(Structured figure records)
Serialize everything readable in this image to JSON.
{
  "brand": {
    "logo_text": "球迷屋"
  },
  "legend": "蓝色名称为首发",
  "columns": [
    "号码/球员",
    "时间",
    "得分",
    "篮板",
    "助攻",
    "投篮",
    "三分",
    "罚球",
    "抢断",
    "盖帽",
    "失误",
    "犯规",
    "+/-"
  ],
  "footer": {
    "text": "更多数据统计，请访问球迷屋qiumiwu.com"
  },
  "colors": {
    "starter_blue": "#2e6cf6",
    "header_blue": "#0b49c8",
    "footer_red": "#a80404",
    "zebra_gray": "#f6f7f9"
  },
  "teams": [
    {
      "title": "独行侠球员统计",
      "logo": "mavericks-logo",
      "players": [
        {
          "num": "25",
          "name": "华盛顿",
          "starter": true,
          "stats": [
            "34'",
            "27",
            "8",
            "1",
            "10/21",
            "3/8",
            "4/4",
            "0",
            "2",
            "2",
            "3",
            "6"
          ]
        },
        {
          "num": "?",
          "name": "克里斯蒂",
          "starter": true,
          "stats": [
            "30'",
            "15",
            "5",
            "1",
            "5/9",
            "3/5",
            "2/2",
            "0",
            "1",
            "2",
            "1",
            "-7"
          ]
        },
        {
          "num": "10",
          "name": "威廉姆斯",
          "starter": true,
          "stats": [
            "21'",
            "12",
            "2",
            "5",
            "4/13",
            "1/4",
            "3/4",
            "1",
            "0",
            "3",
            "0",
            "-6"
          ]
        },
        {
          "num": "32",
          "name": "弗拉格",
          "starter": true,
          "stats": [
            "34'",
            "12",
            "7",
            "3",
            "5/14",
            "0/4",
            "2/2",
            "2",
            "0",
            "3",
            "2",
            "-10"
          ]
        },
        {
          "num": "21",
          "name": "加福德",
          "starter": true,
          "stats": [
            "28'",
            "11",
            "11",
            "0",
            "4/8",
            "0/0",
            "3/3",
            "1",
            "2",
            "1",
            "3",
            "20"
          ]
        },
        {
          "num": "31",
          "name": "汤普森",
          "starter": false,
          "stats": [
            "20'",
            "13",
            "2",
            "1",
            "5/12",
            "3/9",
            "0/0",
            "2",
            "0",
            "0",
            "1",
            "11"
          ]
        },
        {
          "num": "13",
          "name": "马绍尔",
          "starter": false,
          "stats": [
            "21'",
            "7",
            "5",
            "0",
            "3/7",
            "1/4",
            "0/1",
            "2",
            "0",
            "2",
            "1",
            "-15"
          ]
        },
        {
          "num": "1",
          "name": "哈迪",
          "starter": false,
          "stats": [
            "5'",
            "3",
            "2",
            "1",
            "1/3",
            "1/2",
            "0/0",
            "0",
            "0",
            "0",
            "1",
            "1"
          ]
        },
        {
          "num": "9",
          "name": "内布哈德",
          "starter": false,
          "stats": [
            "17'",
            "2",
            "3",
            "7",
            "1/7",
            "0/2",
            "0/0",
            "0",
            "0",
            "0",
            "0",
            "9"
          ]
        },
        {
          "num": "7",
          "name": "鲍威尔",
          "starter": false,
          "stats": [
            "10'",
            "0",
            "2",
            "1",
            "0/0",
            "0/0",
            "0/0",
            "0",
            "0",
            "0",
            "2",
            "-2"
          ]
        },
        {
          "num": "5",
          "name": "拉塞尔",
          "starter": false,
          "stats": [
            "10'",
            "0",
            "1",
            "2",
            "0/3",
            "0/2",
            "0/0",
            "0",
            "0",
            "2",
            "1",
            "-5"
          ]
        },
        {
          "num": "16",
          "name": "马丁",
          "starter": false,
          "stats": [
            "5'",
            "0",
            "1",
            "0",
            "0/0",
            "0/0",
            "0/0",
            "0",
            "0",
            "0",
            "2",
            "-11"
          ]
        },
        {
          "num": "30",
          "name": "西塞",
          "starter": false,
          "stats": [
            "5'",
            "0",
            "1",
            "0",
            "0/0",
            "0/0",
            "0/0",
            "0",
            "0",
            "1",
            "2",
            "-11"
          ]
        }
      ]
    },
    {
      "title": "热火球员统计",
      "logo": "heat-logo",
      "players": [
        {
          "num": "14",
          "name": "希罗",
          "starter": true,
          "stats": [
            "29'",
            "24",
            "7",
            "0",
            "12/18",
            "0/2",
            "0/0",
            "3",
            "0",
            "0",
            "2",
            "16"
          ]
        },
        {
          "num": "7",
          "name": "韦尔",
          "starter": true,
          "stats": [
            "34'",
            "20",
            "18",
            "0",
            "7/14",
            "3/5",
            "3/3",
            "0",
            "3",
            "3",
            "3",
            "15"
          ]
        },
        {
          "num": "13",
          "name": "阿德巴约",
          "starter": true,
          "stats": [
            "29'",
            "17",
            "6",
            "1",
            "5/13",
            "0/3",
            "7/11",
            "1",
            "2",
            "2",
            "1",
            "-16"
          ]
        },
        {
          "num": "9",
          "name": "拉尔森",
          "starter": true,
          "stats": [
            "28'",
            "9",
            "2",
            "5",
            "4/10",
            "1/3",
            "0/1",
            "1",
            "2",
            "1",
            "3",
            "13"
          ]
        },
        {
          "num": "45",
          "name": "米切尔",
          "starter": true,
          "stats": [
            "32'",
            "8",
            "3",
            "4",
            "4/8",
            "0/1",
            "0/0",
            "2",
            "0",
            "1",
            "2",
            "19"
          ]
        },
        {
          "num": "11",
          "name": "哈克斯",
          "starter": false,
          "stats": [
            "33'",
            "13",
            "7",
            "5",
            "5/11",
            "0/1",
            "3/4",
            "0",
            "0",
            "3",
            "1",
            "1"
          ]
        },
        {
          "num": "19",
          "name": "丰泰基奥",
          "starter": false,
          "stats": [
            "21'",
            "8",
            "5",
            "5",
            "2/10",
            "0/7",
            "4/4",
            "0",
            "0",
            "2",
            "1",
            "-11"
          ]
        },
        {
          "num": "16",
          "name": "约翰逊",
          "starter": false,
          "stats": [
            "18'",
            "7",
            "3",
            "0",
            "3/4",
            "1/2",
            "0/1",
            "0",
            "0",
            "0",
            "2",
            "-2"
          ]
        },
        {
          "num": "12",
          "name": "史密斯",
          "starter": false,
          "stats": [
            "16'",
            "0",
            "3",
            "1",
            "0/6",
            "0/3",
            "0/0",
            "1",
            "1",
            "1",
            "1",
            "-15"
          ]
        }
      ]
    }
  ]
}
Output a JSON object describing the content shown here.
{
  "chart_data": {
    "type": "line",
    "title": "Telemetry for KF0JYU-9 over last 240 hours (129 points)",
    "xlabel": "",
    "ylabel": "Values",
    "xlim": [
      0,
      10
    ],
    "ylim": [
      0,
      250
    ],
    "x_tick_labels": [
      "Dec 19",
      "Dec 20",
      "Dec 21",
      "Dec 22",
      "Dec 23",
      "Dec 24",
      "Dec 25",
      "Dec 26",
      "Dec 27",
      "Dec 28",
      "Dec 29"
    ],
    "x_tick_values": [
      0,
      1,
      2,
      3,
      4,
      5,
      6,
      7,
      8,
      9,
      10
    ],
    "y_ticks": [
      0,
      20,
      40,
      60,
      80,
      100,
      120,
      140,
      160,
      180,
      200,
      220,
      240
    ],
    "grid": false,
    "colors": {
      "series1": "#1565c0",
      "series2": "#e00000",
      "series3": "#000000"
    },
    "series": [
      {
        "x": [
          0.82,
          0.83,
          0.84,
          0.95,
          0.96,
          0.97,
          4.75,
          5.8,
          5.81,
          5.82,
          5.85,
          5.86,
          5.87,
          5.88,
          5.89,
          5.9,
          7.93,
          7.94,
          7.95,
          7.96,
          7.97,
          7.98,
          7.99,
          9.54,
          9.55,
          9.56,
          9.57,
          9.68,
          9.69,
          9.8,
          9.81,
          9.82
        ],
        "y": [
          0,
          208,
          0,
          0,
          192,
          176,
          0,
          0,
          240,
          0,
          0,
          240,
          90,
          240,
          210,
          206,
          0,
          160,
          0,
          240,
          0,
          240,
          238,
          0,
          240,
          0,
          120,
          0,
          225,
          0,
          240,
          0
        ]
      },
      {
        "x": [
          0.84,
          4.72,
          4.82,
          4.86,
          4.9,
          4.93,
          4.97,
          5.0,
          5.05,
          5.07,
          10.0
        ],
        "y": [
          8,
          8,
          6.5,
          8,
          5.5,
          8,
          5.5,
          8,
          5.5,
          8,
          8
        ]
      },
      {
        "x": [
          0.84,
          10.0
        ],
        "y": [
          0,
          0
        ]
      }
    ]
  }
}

> **Required work**:
Look through the material above and pick out each line holding the word "JSON".

> **Worked solution**:
Serialize everything readable in this image to JSON.
Output a JSON object describing the content shown here.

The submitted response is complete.